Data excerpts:
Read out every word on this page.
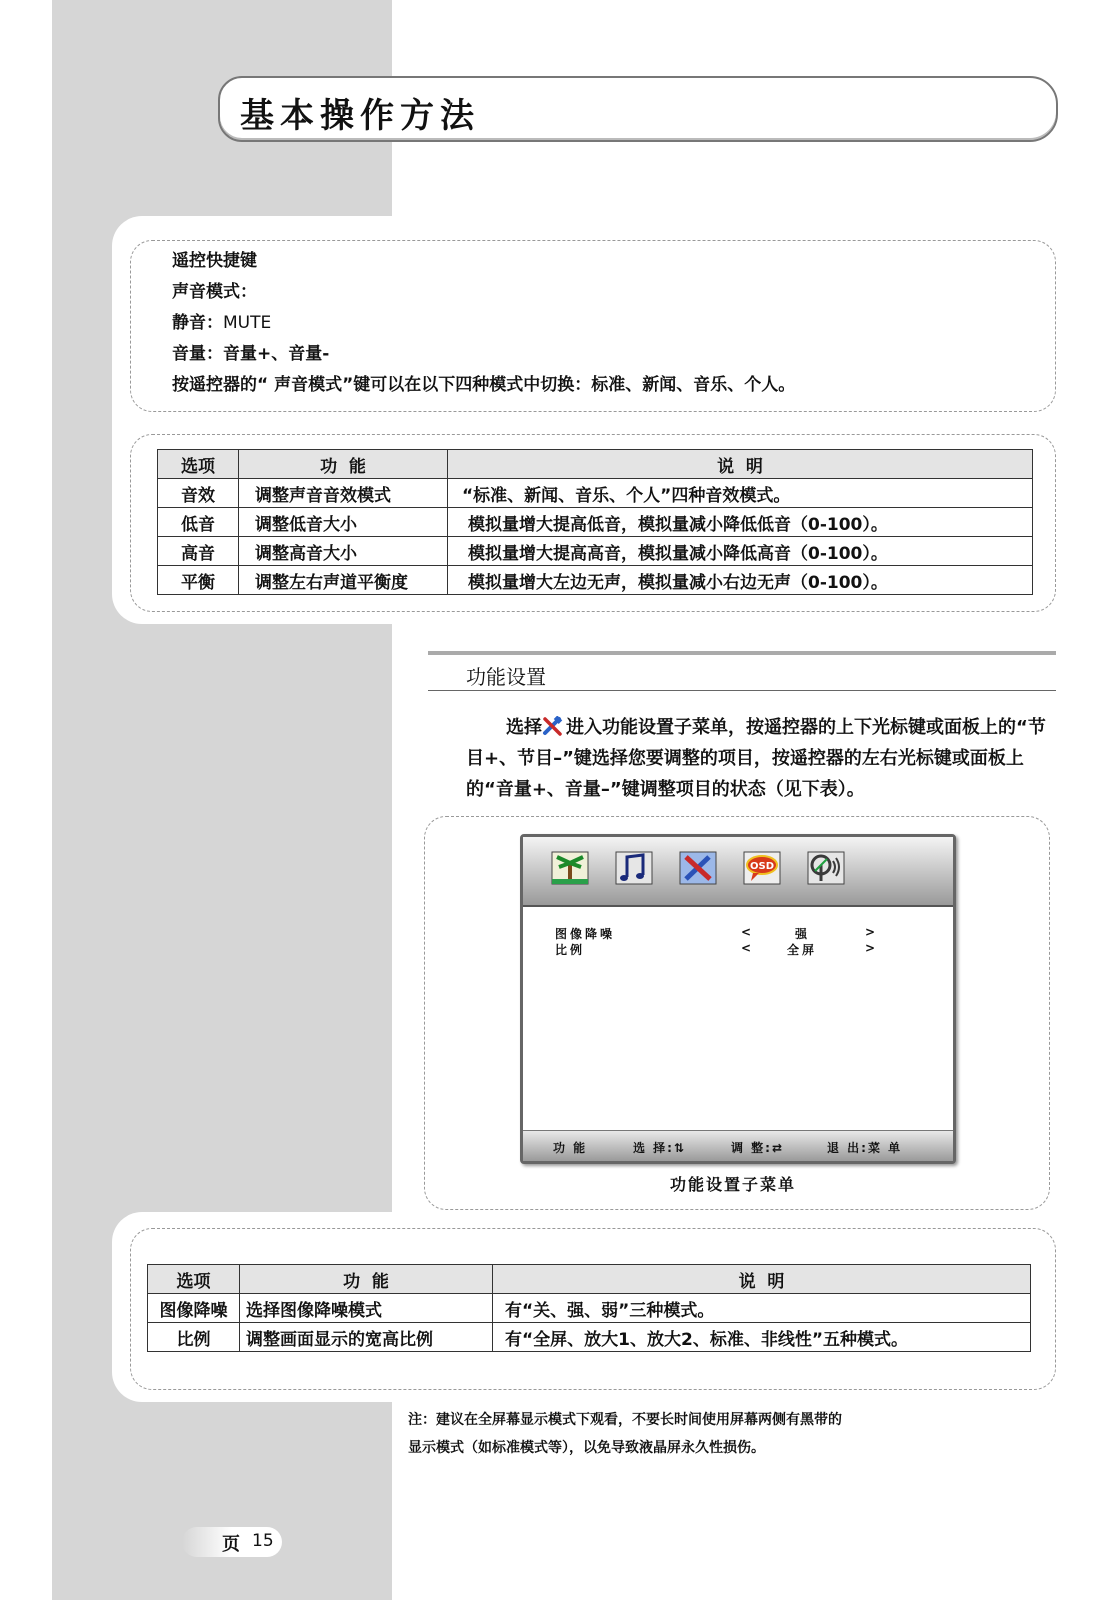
基本操作方法
遥控快捷键
声音模式：
静音：MUTE
音量：音量+、音量-
按遥控器的“ 声音模式”键可以在以下四种模式中切换：标准、新闻、音乐、个人。
选项	功  能	说  明
音效	调整声音音效模式	“标准、新闻、音乐、个人”四种音效模式。
低音	调整低音大小	模拟量增大提高低音，模拟量减小降低低音（0-100）。
高音	调整高音大小	模拟量增大提高高音，模拟量减小降低高音（0-100）。
平衡	调整左右声道平衡度	模拟量增大左边无声，模拟量减小右边无声（0-100）。
功能设置
选择 进入功能设置子菜单，按遥控器的上下光标键或面板上的“节目+、节目–”键选择您要调整的项目，按遥控器的左右光标键或面板上的“音量+、音量–”键调整项目的状态（见下表）。
OSD
图像降噪	<	强	>
比例	<	全屏	>
功 能	选 择:⇅	调 整:⇄	退 出:菜 单
功能设置子菜单
选项	功  能	说  明
图像降噪	选择图像降噪模式	有“关、强、弱”三种模式。
比例	调整画面显示的宽高比例	有“全屏、放大1、放大2、标准、非线性”五种模式。
注：建议在全屏幕显示模式下观看，不要长时间使用屏幕两侧有黑带的
显示模式（如标准模式等），以免导致液晶屏永久性损伤。
页 15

Problem requirements:
All preceding records should be duplicated verbatim, images excepted.

Answer to this problem:
Read out every word on this page.
基本操作方法
遥控快捷键
声音模式：
静音：MUTE
音量：音量+、音量-
按遥控器的“ 声音模式”键可以在以下四种模式中切换：标准、新闻、音乐、个人。
选项	功  能	说  明
音效	调整声音音效模式	“标准、新闻、音乐、个人”四种音效模式。
低音	调整低音大小	模拟量增大提高低音，模拟量减小降低低音（0-100）。
高音	调整高音大小	模拟量增大提高高音，模拟量减小降低高音（0-100）。
平衡	调整左右声道平衡度	模拟量增大左边无声，模拟量减小右边无声（0-100）。
功能设置
选择 进入功能设置子菜单，按遥控器的上下光标键或面板上的“节目+、节目–”键选择您要调整的项目，按遥控器的左右光标键或面板上的“音量+、音量–”键调整项目的状态（见下表）。
OSD
图像降噪	<	强	>
比例	<	全屏	>
功 能	选 择:⇅	调 整:⇄	退 出:菜 单
功能设置子菜单
选项	功  能	说  明
图像降噪	选择图像降噪模式	有“关、强、弱”三种模式。
比例	调整画面显示的宽高比例	有“全屏、放大1、放大2、标准、非线性”五种模式。
注：建议在全屏幕显示模式下观看，不要长时间使用屏幕两侧有黑带的
显示模式（如标准模式等），以免导致液晶屏永久性损伤。
页 15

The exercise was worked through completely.